──────── Records for this task ────────
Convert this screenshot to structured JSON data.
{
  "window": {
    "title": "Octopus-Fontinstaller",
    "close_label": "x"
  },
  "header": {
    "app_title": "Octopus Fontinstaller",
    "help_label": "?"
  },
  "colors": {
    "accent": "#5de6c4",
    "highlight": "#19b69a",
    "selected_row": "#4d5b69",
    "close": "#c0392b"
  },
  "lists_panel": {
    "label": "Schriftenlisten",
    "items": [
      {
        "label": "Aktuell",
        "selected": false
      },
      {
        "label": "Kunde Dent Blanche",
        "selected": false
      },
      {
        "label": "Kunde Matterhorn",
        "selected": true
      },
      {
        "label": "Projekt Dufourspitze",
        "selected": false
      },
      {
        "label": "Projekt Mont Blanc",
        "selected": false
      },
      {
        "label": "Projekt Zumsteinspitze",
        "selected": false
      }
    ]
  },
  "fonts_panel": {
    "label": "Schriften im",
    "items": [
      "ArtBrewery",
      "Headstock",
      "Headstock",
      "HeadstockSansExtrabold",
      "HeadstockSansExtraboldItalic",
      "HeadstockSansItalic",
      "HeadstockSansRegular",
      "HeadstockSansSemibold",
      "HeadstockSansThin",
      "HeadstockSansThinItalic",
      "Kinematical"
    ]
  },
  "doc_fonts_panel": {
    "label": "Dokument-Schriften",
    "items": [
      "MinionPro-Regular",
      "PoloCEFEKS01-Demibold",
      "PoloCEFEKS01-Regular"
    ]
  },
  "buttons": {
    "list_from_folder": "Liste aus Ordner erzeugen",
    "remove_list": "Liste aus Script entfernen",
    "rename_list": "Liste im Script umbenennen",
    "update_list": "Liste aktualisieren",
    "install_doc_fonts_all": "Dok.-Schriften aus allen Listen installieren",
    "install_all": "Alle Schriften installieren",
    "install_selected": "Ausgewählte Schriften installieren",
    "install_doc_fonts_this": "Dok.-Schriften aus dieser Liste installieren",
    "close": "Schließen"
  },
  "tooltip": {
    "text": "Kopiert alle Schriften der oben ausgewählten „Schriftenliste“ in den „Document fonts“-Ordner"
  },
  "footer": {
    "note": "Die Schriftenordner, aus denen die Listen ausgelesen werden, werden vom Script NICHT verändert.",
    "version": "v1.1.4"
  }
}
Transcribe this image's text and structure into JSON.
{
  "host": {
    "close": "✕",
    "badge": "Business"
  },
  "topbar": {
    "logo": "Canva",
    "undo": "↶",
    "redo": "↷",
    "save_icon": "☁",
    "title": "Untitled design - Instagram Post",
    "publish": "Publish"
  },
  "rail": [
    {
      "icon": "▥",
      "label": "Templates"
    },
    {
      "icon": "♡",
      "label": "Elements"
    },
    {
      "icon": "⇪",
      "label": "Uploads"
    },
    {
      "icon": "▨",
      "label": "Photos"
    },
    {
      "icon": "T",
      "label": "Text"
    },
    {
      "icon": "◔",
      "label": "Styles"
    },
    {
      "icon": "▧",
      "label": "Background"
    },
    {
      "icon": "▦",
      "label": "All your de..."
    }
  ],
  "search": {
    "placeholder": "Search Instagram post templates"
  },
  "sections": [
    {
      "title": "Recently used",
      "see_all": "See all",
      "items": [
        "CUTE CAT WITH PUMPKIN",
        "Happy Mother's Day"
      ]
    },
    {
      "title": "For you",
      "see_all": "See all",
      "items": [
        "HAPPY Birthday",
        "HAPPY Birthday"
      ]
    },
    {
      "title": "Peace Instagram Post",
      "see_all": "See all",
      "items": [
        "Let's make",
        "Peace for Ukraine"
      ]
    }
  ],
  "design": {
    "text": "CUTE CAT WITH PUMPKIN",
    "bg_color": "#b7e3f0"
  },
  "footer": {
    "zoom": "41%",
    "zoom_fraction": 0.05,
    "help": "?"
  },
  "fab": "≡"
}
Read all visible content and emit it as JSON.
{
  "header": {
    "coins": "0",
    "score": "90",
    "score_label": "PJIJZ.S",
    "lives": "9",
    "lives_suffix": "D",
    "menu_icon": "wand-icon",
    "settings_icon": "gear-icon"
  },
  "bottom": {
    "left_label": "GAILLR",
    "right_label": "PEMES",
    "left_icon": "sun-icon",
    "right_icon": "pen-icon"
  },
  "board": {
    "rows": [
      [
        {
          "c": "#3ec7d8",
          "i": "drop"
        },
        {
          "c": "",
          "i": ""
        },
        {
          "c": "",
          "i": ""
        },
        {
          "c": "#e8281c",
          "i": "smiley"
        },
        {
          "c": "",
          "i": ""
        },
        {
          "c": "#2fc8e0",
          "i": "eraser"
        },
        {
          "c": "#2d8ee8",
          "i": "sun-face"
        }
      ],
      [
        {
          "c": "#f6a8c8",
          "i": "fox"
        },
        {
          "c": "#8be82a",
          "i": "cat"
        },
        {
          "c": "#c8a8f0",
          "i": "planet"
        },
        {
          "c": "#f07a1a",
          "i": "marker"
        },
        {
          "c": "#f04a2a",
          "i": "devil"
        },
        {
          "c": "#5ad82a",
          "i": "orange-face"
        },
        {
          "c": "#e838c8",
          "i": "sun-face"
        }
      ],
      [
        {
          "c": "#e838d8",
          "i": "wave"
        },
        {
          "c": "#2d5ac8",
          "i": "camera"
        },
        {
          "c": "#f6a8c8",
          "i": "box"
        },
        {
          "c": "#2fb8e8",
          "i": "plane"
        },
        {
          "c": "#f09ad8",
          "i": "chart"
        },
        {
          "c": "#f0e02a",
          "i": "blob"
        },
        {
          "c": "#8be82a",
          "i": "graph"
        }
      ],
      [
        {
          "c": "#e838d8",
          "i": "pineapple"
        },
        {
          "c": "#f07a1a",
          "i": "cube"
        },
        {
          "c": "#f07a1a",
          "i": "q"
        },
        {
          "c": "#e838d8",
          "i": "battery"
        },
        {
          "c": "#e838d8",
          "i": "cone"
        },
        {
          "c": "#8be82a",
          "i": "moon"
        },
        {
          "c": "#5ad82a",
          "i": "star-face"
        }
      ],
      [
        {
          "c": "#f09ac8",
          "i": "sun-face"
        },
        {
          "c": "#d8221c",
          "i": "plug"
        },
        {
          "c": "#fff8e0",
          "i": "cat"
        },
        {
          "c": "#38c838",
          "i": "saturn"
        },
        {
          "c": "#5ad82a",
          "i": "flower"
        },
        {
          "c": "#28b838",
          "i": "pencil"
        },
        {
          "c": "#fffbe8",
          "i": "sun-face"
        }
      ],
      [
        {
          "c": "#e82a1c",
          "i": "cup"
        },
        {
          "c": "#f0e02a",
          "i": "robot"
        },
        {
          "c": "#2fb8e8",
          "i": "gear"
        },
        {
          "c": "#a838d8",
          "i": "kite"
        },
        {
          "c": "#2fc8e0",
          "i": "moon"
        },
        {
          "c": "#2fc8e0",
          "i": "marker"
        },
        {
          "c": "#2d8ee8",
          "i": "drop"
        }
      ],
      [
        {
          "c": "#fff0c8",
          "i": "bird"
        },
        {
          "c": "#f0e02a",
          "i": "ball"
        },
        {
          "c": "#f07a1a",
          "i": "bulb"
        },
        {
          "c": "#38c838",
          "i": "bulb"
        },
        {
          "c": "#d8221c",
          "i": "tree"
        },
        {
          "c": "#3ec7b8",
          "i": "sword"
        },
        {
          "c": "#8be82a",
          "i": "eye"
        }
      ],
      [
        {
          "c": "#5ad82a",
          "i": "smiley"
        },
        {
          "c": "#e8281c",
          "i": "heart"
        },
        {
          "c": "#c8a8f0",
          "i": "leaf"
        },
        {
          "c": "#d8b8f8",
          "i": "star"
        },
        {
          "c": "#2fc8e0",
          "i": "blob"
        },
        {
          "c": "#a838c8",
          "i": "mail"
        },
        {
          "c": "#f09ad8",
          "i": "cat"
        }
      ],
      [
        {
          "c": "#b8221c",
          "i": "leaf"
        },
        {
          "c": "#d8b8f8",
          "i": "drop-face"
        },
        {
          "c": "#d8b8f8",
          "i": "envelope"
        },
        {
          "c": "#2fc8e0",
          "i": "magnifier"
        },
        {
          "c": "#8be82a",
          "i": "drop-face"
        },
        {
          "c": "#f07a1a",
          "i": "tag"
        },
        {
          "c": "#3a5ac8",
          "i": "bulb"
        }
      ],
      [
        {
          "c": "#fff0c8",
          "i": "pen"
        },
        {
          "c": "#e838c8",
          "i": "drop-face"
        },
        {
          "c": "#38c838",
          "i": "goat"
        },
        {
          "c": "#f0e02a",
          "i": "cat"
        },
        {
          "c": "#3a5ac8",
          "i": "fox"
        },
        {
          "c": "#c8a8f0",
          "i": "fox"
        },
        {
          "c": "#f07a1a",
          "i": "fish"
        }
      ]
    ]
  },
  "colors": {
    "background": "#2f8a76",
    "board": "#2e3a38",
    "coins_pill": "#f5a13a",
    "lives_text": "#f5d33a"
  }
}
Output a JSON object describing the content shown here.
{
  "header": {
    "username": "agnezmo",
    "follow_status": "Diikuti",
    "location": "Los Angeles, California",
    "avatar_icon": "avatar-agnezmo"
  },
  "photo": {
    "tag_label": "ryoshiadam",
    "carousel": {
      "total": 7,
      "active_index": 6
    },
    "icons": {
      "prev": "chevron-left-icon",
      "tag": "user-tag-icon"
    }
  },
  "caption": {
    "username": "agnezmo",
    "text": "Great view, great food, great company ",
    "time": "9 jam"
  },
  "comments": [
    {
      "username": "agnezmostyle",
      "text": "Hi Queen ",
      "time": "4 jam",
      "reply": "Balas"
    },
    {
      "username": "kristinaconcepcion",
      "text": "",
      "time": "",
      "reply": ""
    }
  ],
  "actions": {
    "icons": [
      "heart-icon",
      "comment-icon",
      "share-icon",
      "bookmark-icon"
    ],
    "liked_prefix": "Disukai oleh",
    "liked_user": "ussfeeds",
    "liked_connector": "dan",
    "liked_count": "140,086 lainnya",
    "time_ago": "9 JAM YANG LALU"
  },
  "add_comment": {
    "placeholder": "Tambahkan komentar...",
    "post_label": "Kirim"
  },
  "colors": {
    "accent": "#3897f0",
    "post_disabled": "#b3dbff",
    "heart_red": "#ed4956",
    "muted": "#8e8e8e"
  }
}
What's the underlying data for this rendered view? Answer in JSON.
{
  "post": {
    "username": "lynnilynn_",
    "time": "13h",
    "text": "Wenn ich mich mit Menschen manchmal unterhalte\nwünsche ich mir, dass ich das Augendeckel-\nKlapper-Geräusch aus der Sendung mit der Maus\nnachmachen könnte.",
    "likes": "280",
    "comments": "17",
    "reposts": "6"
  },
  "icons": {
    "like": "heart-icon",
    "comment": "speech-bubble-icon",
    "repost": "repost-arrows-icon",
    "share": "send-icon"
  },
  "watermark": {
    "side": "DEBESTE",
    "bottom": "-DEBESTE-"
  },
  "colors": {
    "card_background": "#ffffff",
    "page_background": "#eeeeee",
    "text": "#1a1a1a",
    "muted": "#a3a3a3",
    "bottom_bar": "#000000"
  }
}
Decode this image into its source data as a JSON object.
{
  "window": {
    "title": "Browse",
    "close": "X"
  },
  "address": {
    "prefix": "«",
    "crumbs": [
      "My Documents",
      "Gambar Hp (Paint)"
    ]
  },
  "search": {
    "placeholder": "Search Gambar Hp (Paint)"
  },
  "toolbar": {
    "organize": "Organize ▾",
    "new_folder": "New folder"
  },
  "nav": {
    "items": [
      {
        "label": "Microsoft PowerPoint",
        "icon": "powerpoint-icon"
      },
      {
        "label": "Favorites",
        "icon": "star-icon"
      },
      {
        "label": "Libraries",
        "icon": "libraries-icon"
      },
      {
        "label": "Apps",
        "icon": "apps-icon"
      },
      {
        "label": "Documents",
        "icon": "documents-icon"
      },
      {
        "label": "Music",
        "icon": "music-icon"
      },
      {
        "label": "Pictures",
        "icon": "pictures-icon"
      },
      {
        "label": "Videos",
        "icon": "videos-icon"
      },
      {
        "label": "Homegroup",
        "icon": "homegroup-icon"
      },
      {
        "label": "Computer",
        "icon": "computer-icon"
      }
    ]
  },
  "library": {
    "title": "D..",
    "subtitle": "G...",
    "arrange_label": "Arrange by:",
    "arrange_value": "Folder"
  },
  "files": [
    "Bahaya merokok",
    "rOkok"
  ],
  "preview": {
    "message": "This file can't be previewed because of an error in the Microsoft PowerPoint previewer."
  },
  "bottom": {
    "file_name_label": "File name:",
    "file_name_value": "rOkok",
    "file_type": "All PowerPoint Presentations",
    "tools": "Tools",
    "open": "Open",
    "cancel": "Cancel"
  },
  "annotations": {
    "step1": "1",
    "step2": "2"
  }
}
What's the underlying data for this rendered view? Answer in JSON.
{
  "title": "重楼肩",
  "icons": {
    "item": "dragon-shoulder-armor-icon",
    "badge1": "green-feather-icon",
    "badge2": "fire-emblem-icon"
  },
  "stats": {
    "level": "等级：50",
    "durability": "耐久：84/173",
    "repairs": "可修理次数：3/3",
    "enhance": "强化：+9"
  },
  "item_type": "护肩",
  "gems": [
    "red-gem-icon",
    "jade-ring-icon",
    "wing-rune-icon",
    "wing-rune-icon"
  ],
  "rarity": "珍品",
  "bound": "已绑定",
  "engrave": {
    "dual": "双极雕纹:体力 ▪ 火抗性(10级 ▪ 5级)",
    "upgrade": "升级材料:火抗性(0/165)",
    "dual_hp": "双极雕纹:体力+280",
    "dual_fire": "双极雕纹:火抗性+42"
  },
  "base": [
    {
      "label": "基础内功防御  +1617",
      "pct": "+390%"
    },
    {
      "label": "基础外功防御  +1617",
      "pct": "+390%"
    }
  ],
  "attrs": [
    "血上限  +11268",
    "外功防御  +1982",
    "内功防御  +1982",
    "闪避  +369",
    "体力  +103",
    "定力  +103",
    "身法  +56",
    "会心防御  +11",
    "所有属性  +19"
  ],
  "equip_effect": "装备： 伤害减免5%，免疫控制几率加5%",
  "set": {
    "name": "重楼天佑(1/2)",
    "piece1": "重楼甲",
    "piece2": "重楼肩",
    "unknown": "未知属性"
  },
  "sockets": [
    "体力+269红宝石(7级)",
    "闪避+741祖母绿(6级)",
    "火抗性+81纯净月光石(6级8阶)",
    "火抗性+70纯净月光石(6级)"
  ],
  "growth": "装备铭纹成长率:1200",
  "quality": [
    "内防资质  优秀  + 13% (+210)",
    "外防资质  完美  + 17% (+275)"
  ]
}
────────
What is being asked: Pull out every line containing "Script".

Output of the task:
    "remove_list": "Liste aus Script entfernen",
    "rename_list": "Liste im Script umbenennen",
    "note": "Die Schriftenordner, aus denen die Listen ausgelesen werden, werden vom Script NICHT verändert.",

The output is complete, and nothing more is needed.